WORKING DATA:
----------
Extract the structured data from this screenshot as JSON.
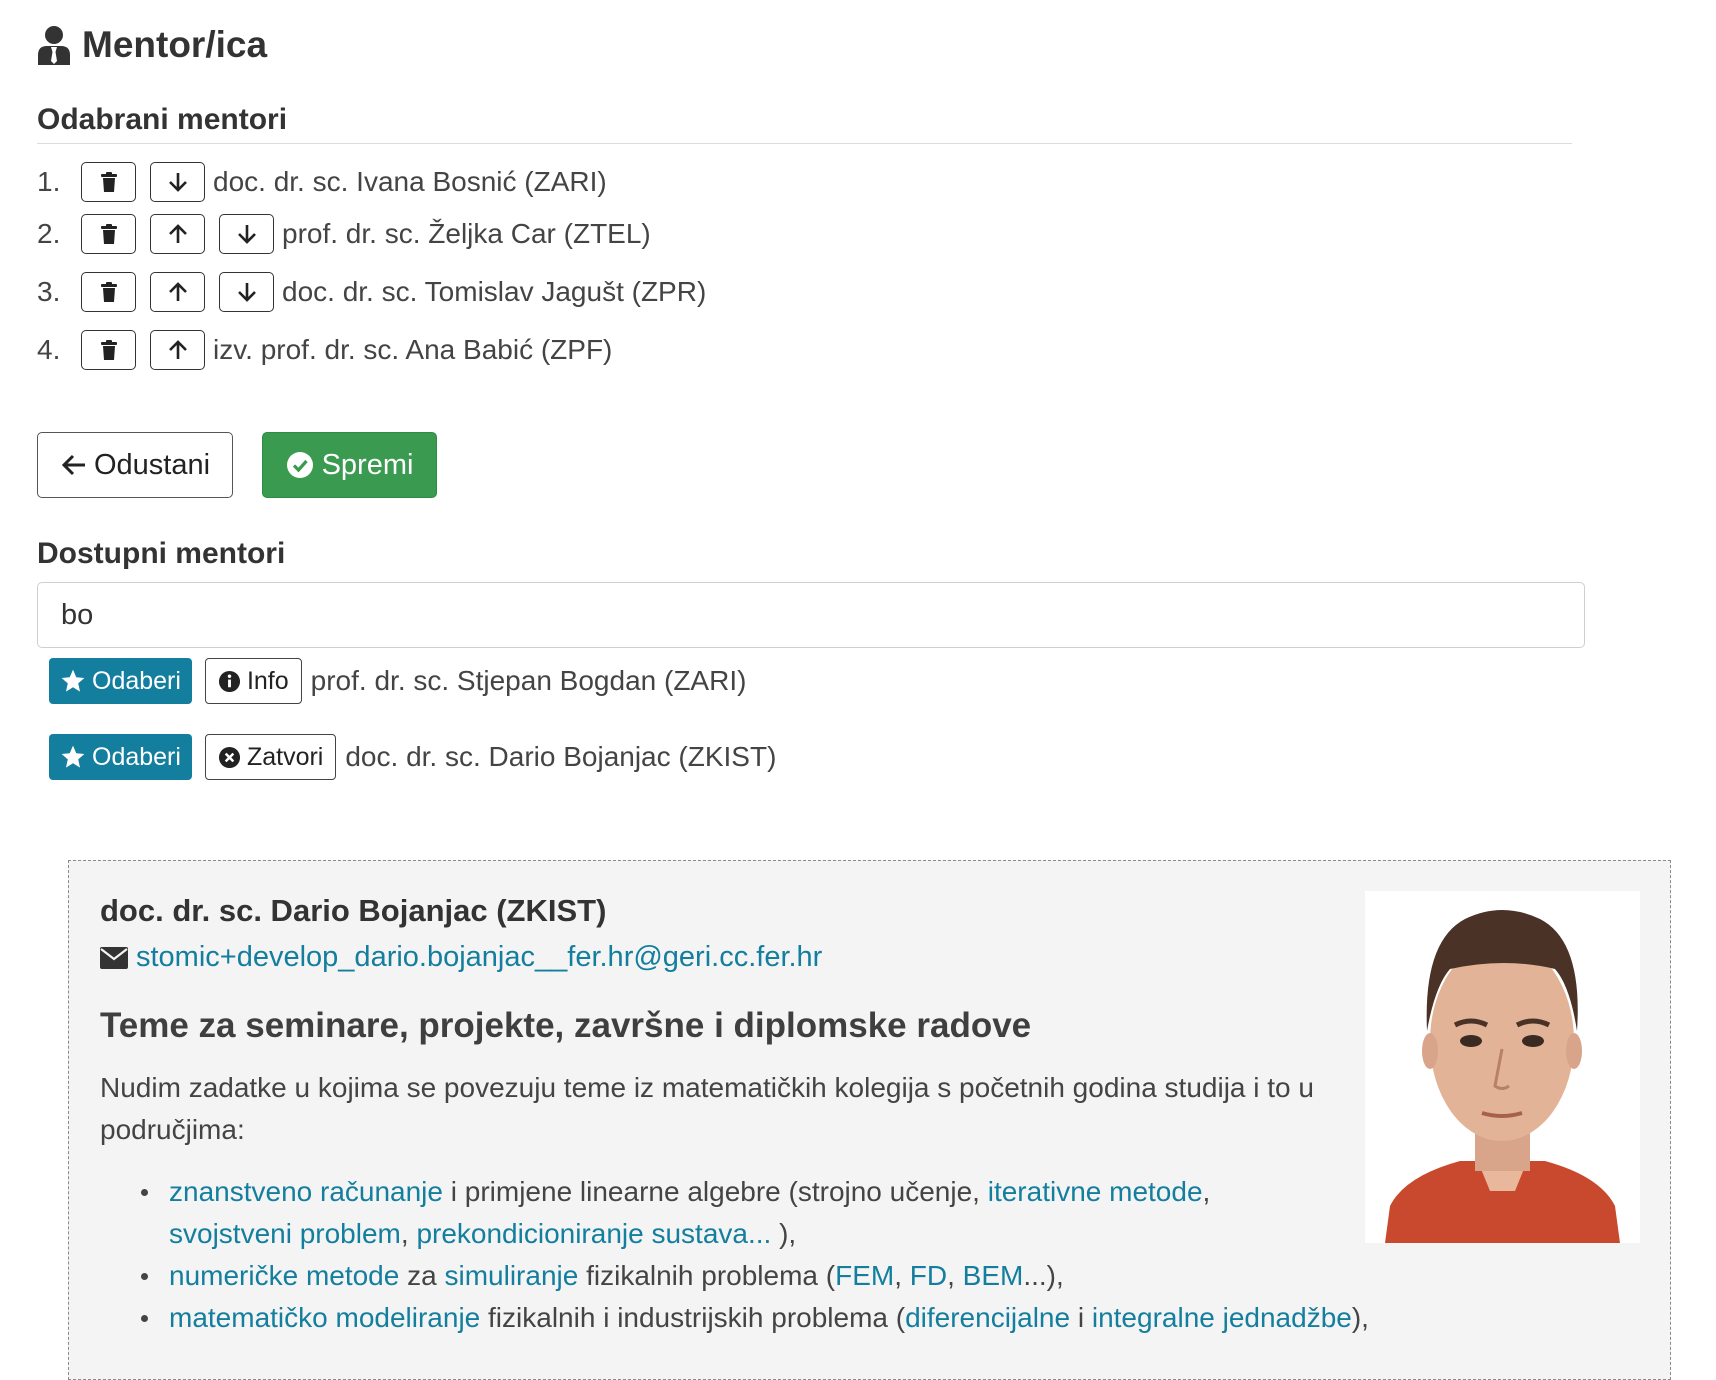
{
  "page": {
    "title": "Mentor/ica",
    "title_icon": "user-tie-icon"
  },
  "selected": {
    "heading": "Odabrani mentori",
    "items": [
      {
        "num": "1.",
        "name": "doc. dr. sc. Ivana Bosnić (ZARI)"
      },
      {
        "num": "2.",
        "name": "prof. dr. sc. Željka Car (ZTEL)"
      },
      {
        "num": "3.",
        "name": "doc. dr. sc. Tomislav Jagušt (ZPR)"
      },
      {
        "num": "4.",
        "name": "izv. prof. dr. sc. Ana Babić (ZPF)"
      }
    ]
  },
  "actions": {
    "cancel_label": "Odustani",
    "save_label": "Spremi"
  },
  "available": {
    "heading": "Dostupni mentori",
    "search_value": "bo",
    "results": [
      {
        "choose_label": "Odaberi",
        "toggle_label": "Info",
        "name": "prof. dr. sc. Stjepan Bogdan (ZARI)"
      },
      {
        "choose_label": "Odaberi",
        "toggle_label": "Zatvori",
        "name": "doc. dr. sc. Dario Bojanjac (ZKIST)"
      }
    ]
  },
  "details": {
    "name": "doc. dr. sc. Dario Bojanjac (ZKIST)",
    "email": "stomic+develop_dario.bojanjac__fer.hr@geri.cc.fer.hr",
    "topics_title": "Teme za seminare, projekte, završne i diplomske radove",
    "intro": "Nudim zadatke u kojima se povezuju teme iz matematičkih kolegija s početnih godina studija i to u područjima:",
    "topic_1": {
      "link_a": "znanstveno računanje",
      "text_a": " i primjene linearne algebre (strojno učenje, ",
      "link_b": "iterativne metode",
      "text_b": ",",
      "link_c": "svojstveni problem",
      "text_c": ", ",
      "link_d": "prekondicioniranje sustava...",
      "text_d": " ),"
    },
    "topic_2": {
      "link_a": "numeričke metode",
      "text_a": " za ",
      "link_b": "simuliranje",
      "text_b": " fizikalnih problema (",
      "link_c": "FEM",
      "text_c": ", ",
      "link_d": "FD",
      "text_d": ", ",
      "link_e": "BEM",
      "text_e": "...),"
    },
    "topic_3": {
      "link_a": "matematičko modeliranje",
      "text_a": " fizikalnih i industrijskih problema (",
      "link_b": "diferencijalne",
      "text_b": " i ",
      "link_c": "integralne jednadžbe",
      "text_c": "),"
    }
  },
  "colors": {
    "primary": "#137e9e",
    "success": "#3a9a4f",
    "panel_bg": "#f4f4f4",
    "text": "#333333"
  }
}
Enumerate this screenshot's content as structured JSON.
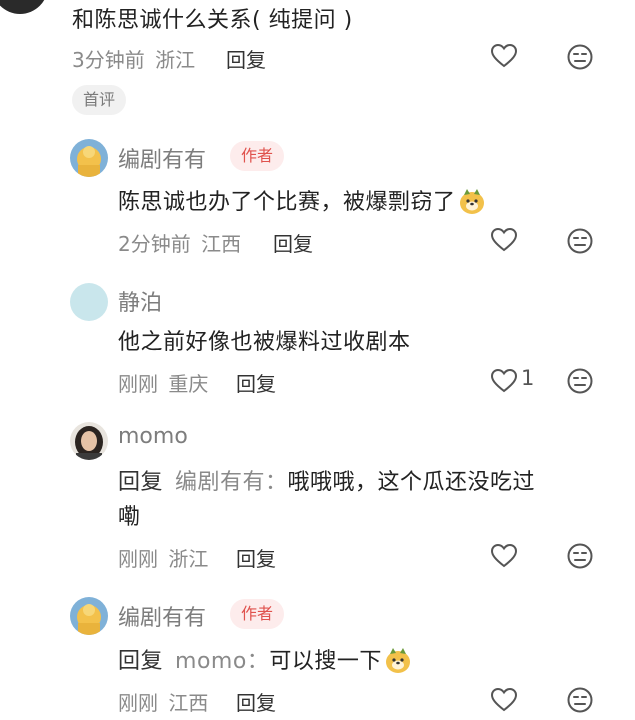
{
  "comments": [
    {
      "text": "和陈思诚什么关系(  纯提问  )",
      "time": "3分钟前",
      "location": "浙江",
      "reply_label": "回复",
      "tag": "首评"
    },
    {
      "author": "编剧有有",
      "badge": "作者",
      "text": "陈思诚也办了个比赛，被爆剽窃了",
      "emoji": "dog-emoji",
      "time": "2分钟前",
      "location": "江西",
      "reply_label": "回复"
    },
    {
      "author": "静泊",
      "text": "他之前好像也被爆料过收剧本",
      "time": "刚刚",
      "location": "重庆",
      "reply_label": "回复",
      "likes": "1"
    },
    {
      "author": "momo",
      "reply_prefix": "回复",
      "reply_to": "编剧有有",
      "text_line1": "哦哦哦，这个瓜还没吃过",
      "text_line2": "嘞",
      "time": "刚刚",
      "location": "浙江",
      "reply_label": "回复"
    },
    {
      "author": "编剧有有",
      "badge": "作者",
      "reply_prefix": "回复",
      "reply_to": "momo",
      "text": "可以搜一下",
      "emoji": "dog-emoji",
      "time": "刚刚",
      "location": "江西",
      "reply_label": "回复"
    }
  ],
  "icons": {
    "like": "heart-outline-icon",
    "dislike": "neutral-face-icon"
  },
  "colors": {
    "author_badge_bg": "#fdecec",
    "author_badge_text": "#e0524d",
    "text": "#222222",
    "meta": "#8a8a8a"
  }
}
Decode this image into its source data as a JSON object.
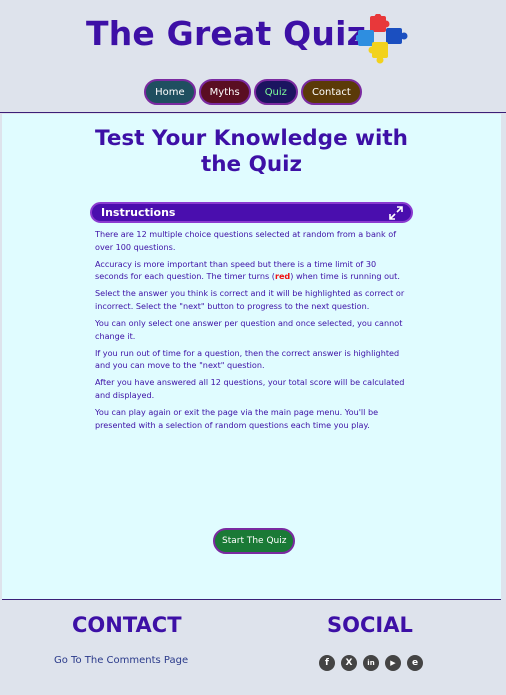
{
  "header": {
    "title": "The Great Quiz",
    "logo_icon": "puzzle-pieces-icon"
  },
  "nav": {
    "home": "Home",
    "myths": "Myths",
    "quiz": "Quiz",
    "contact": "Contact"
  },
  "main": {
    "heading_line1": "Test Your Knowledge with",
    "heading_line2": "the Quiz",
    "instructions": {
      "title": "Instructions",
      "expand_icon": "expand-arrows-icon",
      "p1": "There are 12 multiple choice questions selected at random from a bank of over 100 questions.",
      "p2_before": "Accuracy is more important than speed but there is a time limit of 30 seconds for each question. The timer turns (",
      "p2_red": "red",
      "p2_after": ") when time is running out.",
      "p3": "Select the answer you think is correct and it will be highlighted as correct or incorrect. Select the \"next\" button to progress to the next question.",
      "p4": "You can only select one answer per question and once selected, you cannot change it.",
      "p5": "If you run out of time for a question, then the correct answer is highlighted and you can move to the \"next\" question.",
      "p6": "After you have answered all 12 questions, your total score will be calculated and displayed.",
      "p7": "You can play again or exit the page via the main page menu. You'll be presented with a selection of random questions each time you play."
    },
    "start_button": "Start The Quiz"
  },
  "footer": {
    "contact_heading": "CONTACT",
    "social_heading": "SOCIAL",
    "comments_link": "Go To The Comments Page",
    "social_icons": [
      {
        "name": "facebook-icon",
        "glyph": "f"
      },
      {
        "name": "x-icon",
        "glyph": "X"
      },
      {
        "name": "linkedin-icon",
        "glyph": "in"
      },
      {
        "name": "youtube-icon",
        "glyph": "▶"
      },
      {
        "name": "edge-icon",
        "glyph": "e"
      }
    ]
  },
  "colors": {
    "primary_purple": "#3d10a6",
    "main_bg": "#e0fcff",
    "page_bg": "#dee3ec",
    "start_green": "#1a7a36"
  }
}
----------
SET TASK: Copy the material above exactly and drop the pictures.

SOLUTION:
Extract the structured data from this screenshot as JSON.
{
  "page": {
    "title": "Mentor/ica",
    "title_icon": "user-tie-icon"
  },
  "selected": {
    "heading": "Odabrani mentori",
    "items": [
      {
        "num": "1.",
        "name": "doc. dr. sc. Ivana Bosnić (ZARI)"
      },
      {
        "num": "2.",
        "name": "prof. dr. sc. Željka Car (ZTEL)"
      },
      {
        "num": "3.",
        "name": "doc. dr. sc. Tomislav Jagušt (ZPR)"
      },
      {
        "num": "4.",
        "name": "izv. prof. dr. sc. Ana Babić (ZPF)"
      }
    ]
  },
  "actions": {
    "cancel_label": "Odustani",
    "save_label": "Spremi"
  },
  "available": {
    "heading": "Dostupni mentori",
    "search_value": "bo",
    "results": [
      {
        "choose_label": "Odaberi",
        "toggle_label": "Info",
        "name": "prof. dr. sc. Stjepan Bogdan (ZARI)"
      },
      {
        "choose_label": "Odaberi",
        "toggle_label": "Zatvori",
        "name": "doc. dr. sc. Dario Bojanjac (ZKIST)"
      }
    ]
  },
  "details": {
    "name": "doc. dr. sc. Dario Bojanjac (ZKIST)",
    "email": "stomic+develop_dario.bojanjac__fer.hr@geri.cc.fer.hr",
    "topics_title": "Teme za seminare, projekte, završne i diplomske radove",
    "intro": "Nudim zadatke u kojima se povezuju teme iz matematičkih kolegija s početnih godina studija i to u područjima:",
    "topic_1": {
      "link_a": "znanstveno računanje",
      "text_a": " i primjene linearne algebre (strojno učenje, ",
      "link_b": "iterativne metode",
      "text_b": ",",
      "link_c": "svojstveni problem",
      "text_c": ", ",
      "link_d": "prekondicioniranje sustava...",
      "text_d": " ),"
    },
    "topic_2": {
      "link_a": "numeričke metode",
      "text_a": " za ",
      "link_b": "simuliranje",
      "text_b": " fizikalnih problema (",
      "link_c": "FEM",
      "text_c": ", ",
      "link_d": "FD",
      "text_d": ", ",
      "link_e": "BEM",
      "text_e": "...),"
    },
    "topic_3": {
      "link_a": "matematičko modeliranje",
      "text_a": " fizikalnih i industrijskih problema (",
      "link_b": "diferencijalne",
      "text_b": " i ",
      "link_c": "integralne jednadžbe",
      "text_c": "),"
    }
  },
  "colors": {
    "primary": "#137e9e",
    "success": "#3a9a4f",
    "panel_bg": "#f4f4f4",
    "text": "#333333"
  }
}
Enumerate this screenshot's content as structured JSON.
{
  "comments": [
    {
      "text": "和陈思诚什么关系(  纯提问  )",
      "time": "3分钟前",
      "location": "浙江",
      "reply_label": "回复",
      "tag": "首评"
    },
    {
      "author": "编剧有有",
      "badge": "作者",
      "text": "陈思诚也办了个比赛，被爆剽窃了",
      "emoji": "dog-emoji",
      "time": "2分钟前",
      "location": "江西",
      "reply_label": "回复"
    },
    {
      "author": "静泊",
      "text": "他之前好像也被爆料过收剧本",
      "time": "刚刚",
      "location": "重庆",
      "reply_label": "回复",
      "likes": "1"
    },
    {
      "author": "momo",
      "reply_prefix": "回复",
      "reply_to": "编剧有有",
      "text_line1": "哦哦哦，这个瓜还没吃过",
      "text_line2": "嘞",
      "time": "刚刚",
      "location": "浙江",
      "reply_label": "回复"
    },
    {
      "author": "编剧有有",
      "badge": "作者",
      "reply_prefix": "回复",
      "reply_to": "momo",
      "text": "可以搜一下",
      "emoji": "dog-emoji",
      "time": "刚刚",
      "location": "江西",
      "reply_label": "回复"
    }
  ],
  "icons": {
    "like": "heart-outline-icon",
    "dislike": "neutral-face-icon"
  },
  "colors": {
    "author_badge_bg": "#fdecec",
    "author_badge_text": "#e0524d",
    "text": "#222222",
    "meta": "#8a8a8a"
  }
}
Decode this image into its source data as a JSON object.
{
  "header": {
    "title": "The Great Quiz",
    "logo_icon": "puzzle-pieces-icon"
  },
  "nav": {
    "home": "Home",
    "myths": "Myths",
    "quiz": "Quiz",
    "contact": "Contact"
  },
  "main": {
    "heading_line1": "Test Your Knowledge with",
    "heading_line2": "the Quiz",
    "instructions": {
      "title": "Instructions",
      "expand_icon": "expand-arrows-icon",
      "p1": "There are 12 multiple choice questions selected at random from a bank of over 100 questions.",
      "p2_before": "Accuracy is more important than speed but there is a time limit of 30 seconds for each question. The timer turns (",
      "p2_red": "red",
      "p2_after": ") when time is running out.",
      "p3": "Select the answer you think is correct and it will be highlighted as correct or incorrect. Select the \"next\" button to progress to the next question.",
      "p4": "You can only select one answer per question and once selected, you cannot change it.",
      "p5": "If you run out of time for a question, then the correct answer is highlighted and you can move to the \"next\" question.",
      "p6": "After you have answered all 12 questions, your total score will be calculated and displayed.",
      "p7": "You can play again or exit the page via the main page menu. You'll be presented with a selection of random questions each time you play."
    },
    "start_button": "Start The Quiz"
  },
  "footer": {
    "contact_heading": "CONTACT",
    "social_heading": "SOCIAL",
    "comments_link": "Go To The Comments Page",
    "social_icons": [
      {
        "name": "facebook-icon",
        "glyph": "f"
      },
      {
        "name": "x-icon",
        "glyph": "X"
      },
      {
        "name": "linkedin-icon",
        "glyph": "in"
      },
      {
        "name": "youtube-icon",
        "glyph": "▶"
      },
      {
        "name": "edge-icon",
        "glyph": "e"
      }
    ]
  },
  "colors": {
    "primary_purple": "#3d10a6",
    "main_bg": "#e0fcff",
    "page_bg": "#dee3ec",
    "start_green": "#1a7a36"
  }
}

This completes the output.